Testo fornito —
+ + + + + + +

La diagnosi, oltre ai reperti clinici, è formulata sulla base dei dati ecocardiografici bidimensionali e Doppler.

L’intervento di chiusura con patch è da fare in urgenza nei casi di difetti ampi con scompenso conclamato e intrattabile. Può essere dilazionato se i sintomi non sono severi.

Persistenza del dotto arterioso

Il dotto arterioso costituisce una comunicazione tra l’aorta e la parte distale del tronco dell’arteria polmonare. Nei nati a termine il dotto arterioso si chiude nei primi giorni di vita. Se esso rimane pervio si verifica iperafflusso polmonare con graduale tendenza allo scompenso cardiaco.

Il 5% dei nati a termine con persistenza del dotto arterioso muore entro il primo anno di vita per scompenso cardiaco e complicanze polmonari. Nella prima infanzia si osservano frequenti infezioni dell’apparato broncopolmonare con scompenso cardiaco; nei bambini più grandi i sintomi sono sfumati ma è presente un soffio sisto-diastolico sul focolaio della polmonare.

Il trattamento terapeutico viene effettuato mediante chiusura chirurgica del dotto.

Tetralogia di Fallot

Malformazione caratterizzata da stenosi infundibolare e valvolare polmonare, ampio difetto del setto interventricolare e cavalcamento aortico del setto.

Costituisce il 12% delle cardiopatie congenite. È dovuta alla deviazione anteriore del setto infundibolare male allineato con le restanti porzioni del setto interventricolare.

Si realizza nelle forme tipiche un quadro di shunt destro - sinistro con ridotta portata polmonare, elevata portata aortica, cianosi marcata, dispnea da sforzo, ippocratismo digitale, squatting.

Se la stenosi polmonare è moderata lo shunt sarà prevalentemente sinistro - destro con cianosi modesta.

La gravità e l’età di comparsa della sintomatologia sono in rapporto al grado di severità della stenosi polmonare.

+ + + + + + +

Voci da una raccolta:
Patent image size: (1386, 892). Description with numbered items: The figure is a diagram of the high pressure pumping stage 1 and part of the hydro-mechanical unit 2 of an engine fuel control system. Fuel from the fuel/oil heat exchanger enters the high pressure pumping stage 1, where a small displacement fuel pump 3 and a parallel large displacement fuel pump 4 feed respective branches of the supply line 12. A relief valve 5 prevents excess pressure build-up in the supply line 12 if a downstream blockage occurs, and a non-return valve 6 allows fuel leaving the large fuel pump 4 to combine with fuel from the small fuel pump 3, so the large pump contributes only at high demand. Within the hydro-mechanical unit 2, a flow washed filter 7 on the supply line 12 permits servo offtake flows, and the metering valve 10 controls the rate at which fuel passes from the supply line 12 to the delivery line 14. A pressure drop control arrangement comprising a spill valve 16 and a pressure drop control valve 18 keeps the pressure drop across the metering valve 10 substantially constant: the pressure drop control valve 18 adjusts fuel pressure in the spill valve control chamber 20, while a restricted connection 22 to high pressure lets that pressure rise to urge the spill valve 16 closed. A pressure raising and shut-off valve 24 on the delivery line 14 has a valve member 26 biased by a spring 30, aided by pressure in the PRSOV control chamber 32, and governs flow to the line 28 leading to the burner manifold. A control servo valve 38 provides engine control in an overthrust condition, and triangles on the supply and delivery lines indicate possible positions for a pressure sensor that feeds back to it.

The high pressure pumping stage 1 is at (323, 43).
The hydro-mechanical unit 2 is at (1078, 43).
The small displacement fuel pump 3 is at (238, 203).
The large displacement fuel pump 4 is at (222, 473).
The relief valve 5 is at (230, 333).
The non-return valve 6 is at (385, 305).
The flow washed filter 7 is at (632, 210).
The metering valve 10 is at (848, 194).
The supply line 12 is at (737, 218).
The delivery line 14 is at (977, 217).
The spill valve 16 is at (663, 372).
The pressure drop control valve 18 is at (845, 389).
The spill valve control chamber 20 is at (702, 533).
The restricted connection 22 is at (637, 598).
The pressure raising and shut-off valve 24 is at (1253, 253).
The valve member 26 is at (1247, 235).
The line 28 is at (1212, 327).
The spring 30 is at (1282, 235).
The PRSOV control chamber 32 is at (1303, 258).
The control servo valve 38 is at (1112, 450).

+ + + + + + +

Compiti da svolgere —
- a) Indica se ciascuna affermazione concorda con il testo sulle cardiopatie congenite, rispondendo sì o no e citando le parole decisive del testo: (i) nei nati a termine il dotto arterioso si chiude nei primi giorni di vita; (ii) la tetralogia di Fallot costituisce il 5% delle cardiopatie congenite; (iii) l'intervento di chiusura con patch va sempre eseguito in urgenza.
- b) Nel testo sulle cardiopatie congenite, con quale metodo si effettua il trattamento della persistenza del dotto arterioso?
- c) Scrivi il seguito del testo sulle cardiopatie congenite, partendo dopo la sua ultima frase.
Le voci provengono da un'altra fonte.

Risposte ai compiti —
- a)
(i) Sì: "Nei nati a termine il dotto arterioso si chiude nei primi giorni di vita."
(ii) No: "Costituisce il 12% delle cardiopatie congenite."
(iii) No: "Può essere dilazionato se i sintomi non sono severi."

- b) Mediante chiusura chirurgica del dotto.

- c)
La tetralogia di Fallot è spesso associata con difetti di crescita, ma se la malformazione cardiaca viene riparata precocemente, può essere ottenuta a lungo termine una crescita normale. L'intervento precoce, prima dei 5 anni di età, determina un'accelerazione della crescita in altezza e peso, con normalizzazione del processo di crescita a lungo termine e raggiungimento del potenziale genetico individuale.

Trattamento medico: prevenzione delle crisi asfittiche. In considerazione della prognosi naturale molto severa (la sopravvivenza media spontanea è di 12 anni, con mortalità del 50% nel primo anno) e degli ottimi risultati tecnici raggiunti, la tetralogia di Fallot rappresenta una indicazione assoluta all’intervento chirurgico correttivo.

Stenosi polmonare

Rappresenta circa il 10% delle cardiopatie congenite. Causa un’ostruzione alla fuoriuscita del sangue dal ventricolo destro con conseguente aumento della pressione intraventricolare. È sempre presente un soffio sul focolaio polmonare; nei casi gravi crisi ipossiche e scarsa crescita; dispnea da sforzo e facile stancabilità; possibilità di morte improvvisa.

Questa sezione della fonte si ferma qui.